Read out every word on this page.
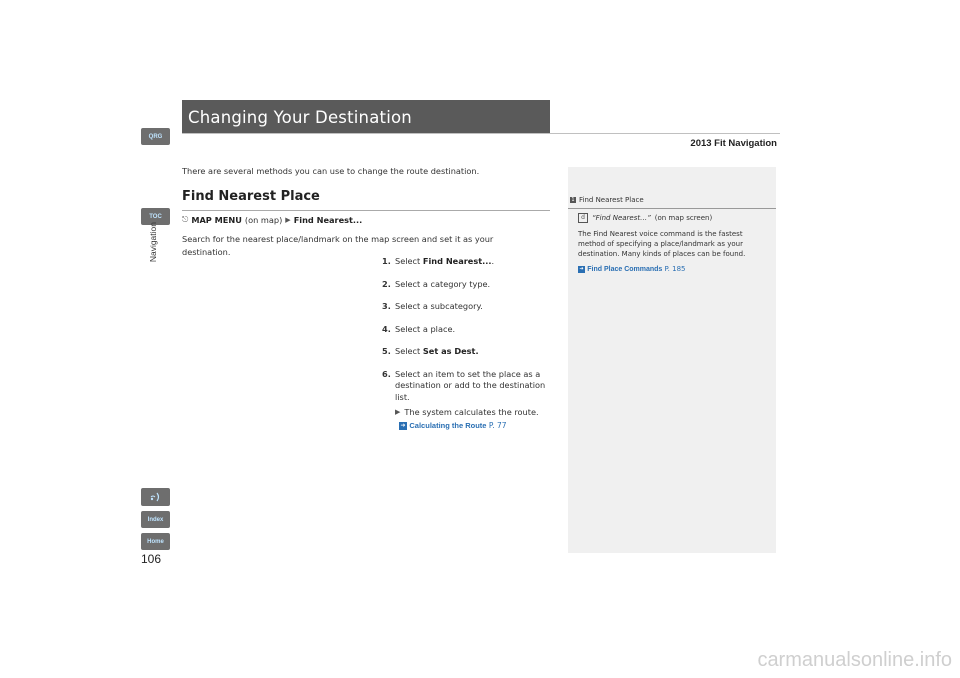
Changing Your Destination
2013 Fit Navigation
QRG
TOC
Navigation
Index
Home
106
There are several methods you can use to change the route destination.
Find Nearest Place
⎋ MAP MENU (on map) ▶ Find Nearest...
Search for the nearest place/landmark on the map screen and set it as your destination.
1. Select Find Nearest....
2. Select a category type.
3. Select a subcategory.
4. Select a place.
5. Select Set as Dest.
6. Select an item to set the place as a destination or add to the destination list.
▶ The system calculates the route.
➜ Calculating the Route P. 77
1 Find Nearest Place
d	“Find Nearest…” (on map screen)
The Find Nearest voice command is the fastest method of specifying a place/landmark as your destination. Many kinds of places can be found.
➜ Find Place Commands P. 185
carmanualsonline.info
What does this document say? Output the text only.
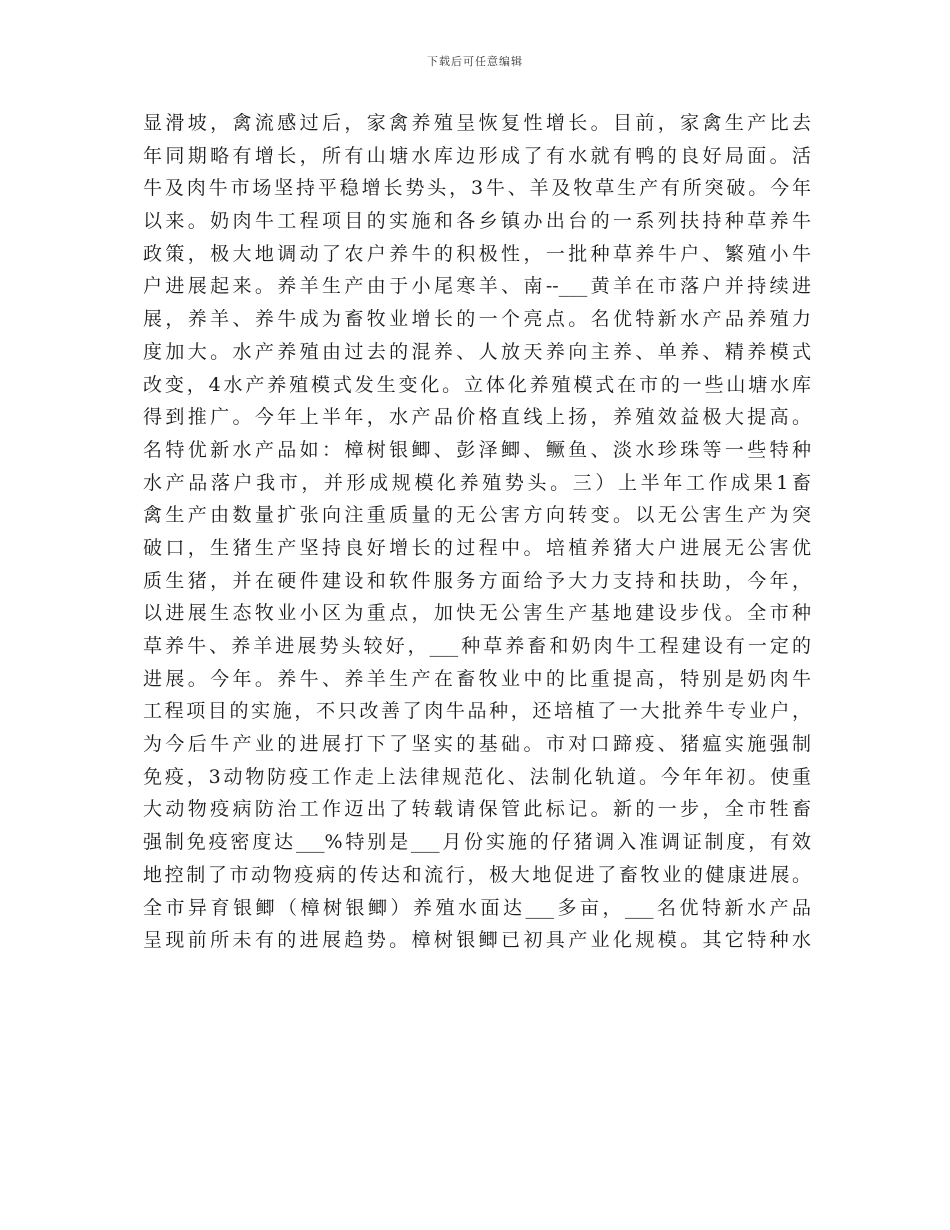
下载后可任意编辑
显滑坡，禽流感过后，家禽养殖呈恢复性增长。目前，家禽生产比去
年同期略有增长，所有山塘水库边形成了有水就有鸭的良好局面。活
牛及肉牛市场坚持平稳增长势头，3牛、羊及牧草生产有所突破。今年
以来。奶肉牛工程项目的实施和各乡镇办出台的一系列扶持种草养牛
政策，极大地调动了农户养牛的积极性，一批种草养牛户、繁殖小牛
户进展起来。养羊生产由于小尾寒羊、南--___黄羊在市落户并持续进
展，养羊、养牛成为畜牧业增长的一个亮点。名优特新水产品养殖力
度加大。水产养殖由过去的混养、人放天养向主养、单养、精养模式
改变，4水产养殖模式发生变化。立体化养殖模式在市的一些山塘水库
得到推广。今年上半年，水产品价格直线上扬，养殖效益极大提高。
名特优新水产品如：樟树银鲫、彭泽鲫、鳜鱼、淡水珍珠等一些特种
水产品落户我市，并形成规模化养殖势头。三）上半年工作成果1畜
禽生产由数量扩张向注重质量的无公害方向转变。以无公害生产为突
破口，生猪生产坚持良好增长的过程中。培植养猪大户进展无公害优
质生猪，并在硬件建设和软件服务方面给予大力支持和扶助，今年，
以进展生态牧业小区为重点，加快无公害生产基地建设步伐。全市种
草养牛、养羊进展势头较好，___种草养畜和奶肉牛工程建设有一定的
进展。今年。养牛、养羊生产在畜牧业中的比重提高，特别是奶肉牛
工程项目的实施，不只改善了肉牛品种，还培植了一大批养牛专业户，
为今后牛产业的进展打下了坚实的基础。市对口蹄疫、猪瘟实施强制
免疫，3动物防疫工作走上法律规范化、法制化轨道。今年年初。使重
大动物疫病防治工作迈出了转载请保管此标记。新的一步，全市牲畜
强制免疫密度达___%特别是___月份实施的仔猪调入准调证制度，有效
地控制了市动物疫病的传达和流行，极大地促进了畜牧业的健康进展。
全市异育银鲫（樟树银鲫）养殖水面达___多亩，___名优特新水产品
呈现前所未有的进展趋势。樟树银鲫已初具产业化规模。其它特种水
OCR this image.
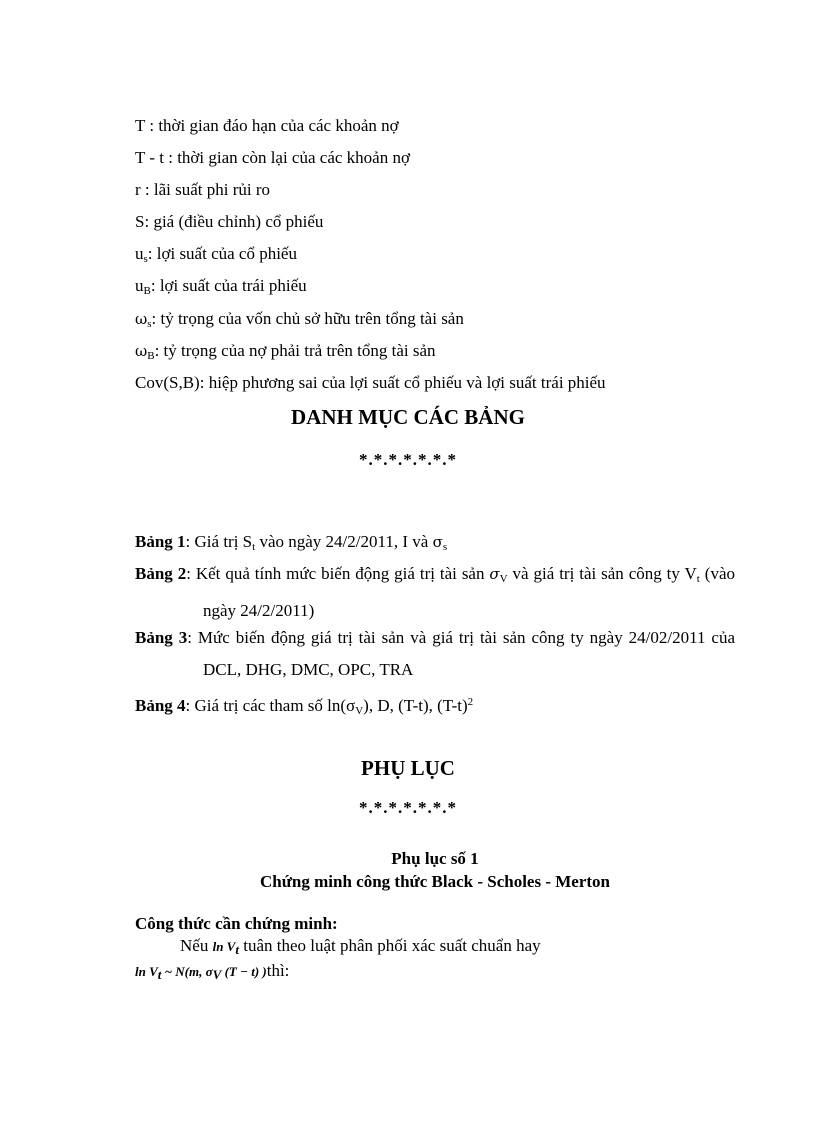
T : thời gian đáo hạn của các khoản nợ
T - t : thời gian còn lại của các khoản nợ
r : lãi suất phi rủi ro
S: giá (điều chỉnh) cổ phiếu
$u_s$: lợi suất của cổ phiếu
$u_B$: lợi suất của trái phiếu
$\omega_s$: tỷ trọng của vốn chủ sở hữu trên tổng tài sản
$\omega_B$: tỷ trọng của nợ phải trả trên tổng tài sản
Cov(S,B): hiệp phương sai của lợi suất cổ phiếu và lợi suất trái phiếu
DANH MỤC CÁC BẢNG
*.*.*.*.*.*.*
Bảng 1: Giá trị $S_t$ vào ngày 24/2/2011, I và $\sigma_s$
Bảng 2: Kết quả tính mức biến động giá trị tài sản $\sigma_V$ và giá trị tài sản công ty $V_t$ (vào ngày 24/2/2011)
Bảng 3: Mức biến động giá trị tài sản và giá trị tài sản công ty ngày 24/02/2011 của DCL, DHG, DMC, OPC, TRA
Bảng 4: Giá trị các tham số $\ln(\sigma_V)$, D, (T-t), $(T-t)^2$
PHỤ LỤC
*.*.*.*.*.*.*
Phụ lục số 1
Chứng minh công thức Black - Scholes - Merton
Công thức cần chứng minh:
Nếu $\ln V_t$ tuân theo luật phân phối xác suất chuẩn hay
$\ln V_t$ ~ N(m, $\sigma_V$ (T − t) )thì:
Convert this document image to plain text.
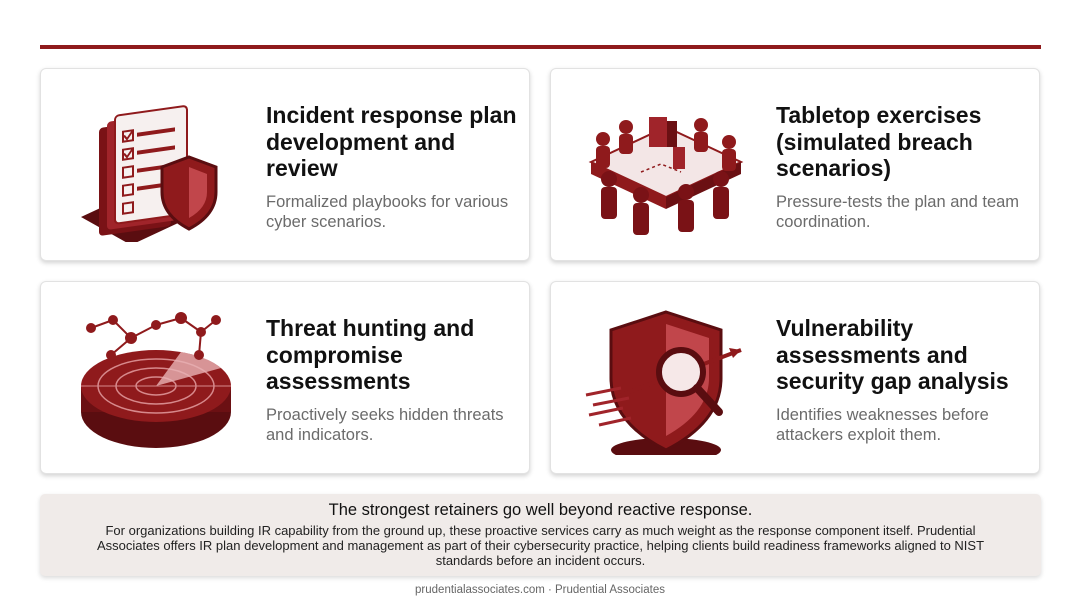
Incident response plan development and review
Formalized playbooks for various cyber scenarios.
Tabletop exercises (simulated breach scenarios)
Pressure-tests the plan and team coordination.
Threat hunting and compromise assessments
Proactively seeks hidden threats and indicators.
Vulnerability assessments and security gap analysis
Identifies weaknesses before attackers exploit them.
The strongest retainers go well beyond reactive response.
For organizations building IR capability from the ground up, these proactive services carry as much weight as the response component itself. Prudential Associates offers IR plan development and management as part of their cybersecurity practice, helping clients build readiness frameworks aligned to NIST standards before an incident occurs.
prudentialassociates.com · Prudential Associates
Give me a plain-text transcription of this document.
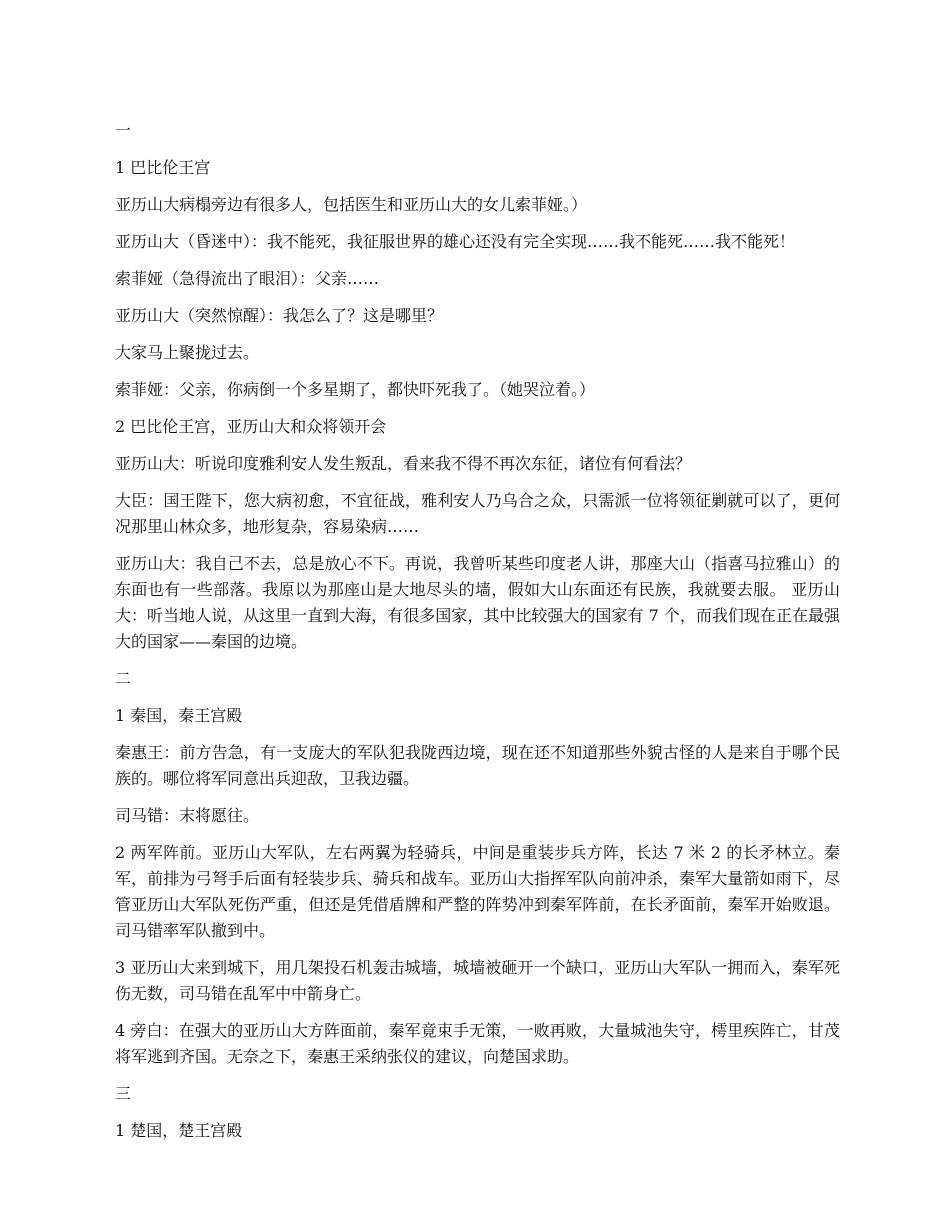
一

1 巴比伦王宫

亚历山大病榻旁边有很多人，包括医生和亚历山大的女儿索菲娅。）

亚历山大（昏迷中）：我不能死，我征服世界的雄心还没有完全实现……我不能死……我不能死！

索菲娅（急得流出了眼泪）：父亲……

亚历山大（突然惊醒）：我怎么了？这是哪里？

大家马上聚拢过去。

索菲娅：父亲，你病倒一个多星期了，都快吓死我了。（她哭泣着。）

2 巴比伦王宫，亚历山大和众将领开会

亚历山大：听说印度雅利安人发生叛乱，看来我不得不再次东征，诸位有何看法？

大臣：国王陛下，您大病初愈，不宜征战，雅利安人乃乌合之众，只需派一位将领征剿就可以了，更何况那里山林众多，地形复杂，容易染病……

亚历山大：我自己不去，总是放心不下。再说，我曾听某些印度老人讲，那座大山（指喜马拉雅山）的东面也有一些部落。我原以为那座山是大地尽头的墙，假如大山东面还有民族，我就要去服。 亚历山大：听当地人说，从这里一直到大海，有很多国家，其中比较强大的国家有 7 个，而我们现在正在最强大的国家——秦国的边境。

二

1 秦国，秦王宫殿

秦惠王：前方告急，有一支庞大的军队犯我陇西边境，现在还不知道那些外貌古怪的人是来自于哪个民族的。哪位将军同意出兵迎敌，卫我边疆。

司马错：末将愿往。

2 两军阵前。亚历山大军队，左右两翼为轻骑兵，中间是重装步兵方阵，长达 7 米 2 的长矛林立。秦军，前排为弓弩手后面有轻装步兵、骑兵和战车。亚历山大指挥军队向前冲杀，秦军大量箭如雨下，尽管亚历山大军队死伤严重，但还是凭借盾牌和严整的阵势冲到秦军阵前，在长矛面前，秦军开始败退。司马错率军队撤到中。

3 亚历山大来到城下，用几架投石机轰击城墙，城墙被砸开一个缺口，亚历山大军队一拥而入，秦军死伤无数，司马错在乱军中中箭身亡。

4 旁白：在强大的亚历山大方阵面前，秦军竟束手无策，一败再败，大量城池失守，樗里疾阵亡，甘茂将军逃到齐国。无奈之下，秦惠王采纳张仪的建议，向楚国求助。

三

1 楚国，楚王宫殿
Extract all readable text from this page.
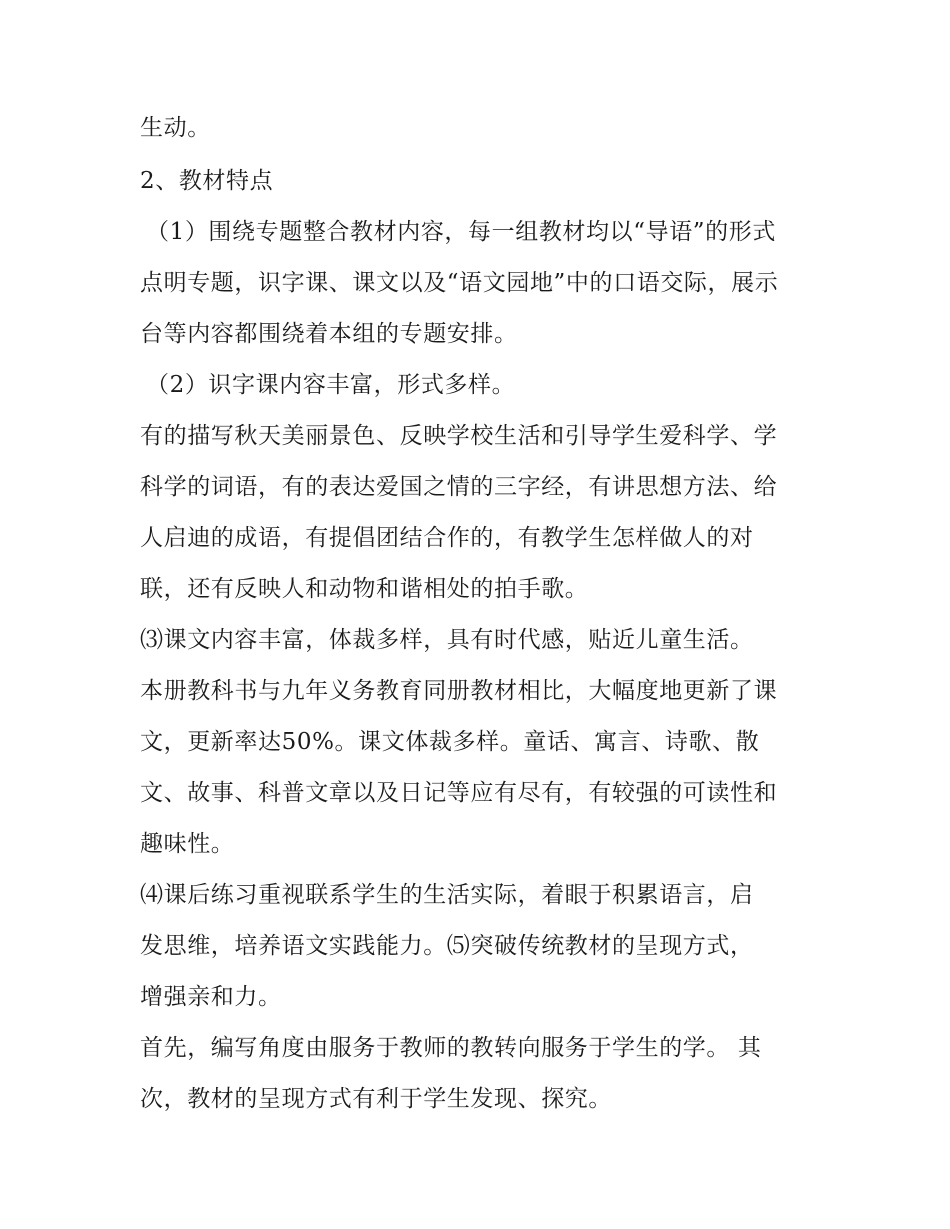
生动。

2、教材特点

（1）围绕专题整合教材内容，每一组教材均以“导语”的形式

点明专题，识字课、课文以及“语文园地”中的口语交际，展示

台等内容都围绕着本组的专题安排。

（2）识字课内容丰富，形式多样。

有的描写秋天美丽景色、反映学校生活和引导学生爱科学、学

科学的词语，有的表达爱国之情的三字经，有讲思想方法、给

人启迪的成语，有提倡团结合作的，有教学生怎样做人的对

联，还有反映人和动物和谐相处的拍手歌。

⑶课文内容丰富，体裁多样，具有时代感，贴近儿童生活。

本册教科书与九年义务教育同册教材相比，大幅度地更新了课

文，更新率达50%。课文体裁多样。童话、寓言、诗歌、散

文、故事、科普文章以及日记等应有尽有，有较强的可读性和

趣味性。

⑷课后练习重视联系学生的生活实际，着眼于积累语言，启

发思维，培养语文实践能力。⑸突破传统教材的呈现方式，

增强亲和力。

首先，编写角度由服务于教师的教转向服务于学生的学。 其

次，教材的呈现方式有利于学生发现、探究。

----

Search the data for "scenarios" and list every line in which it occurs.

Formalized playbooks for various cyber scenarios.
Tabletop exercises (simulated breach scenarios)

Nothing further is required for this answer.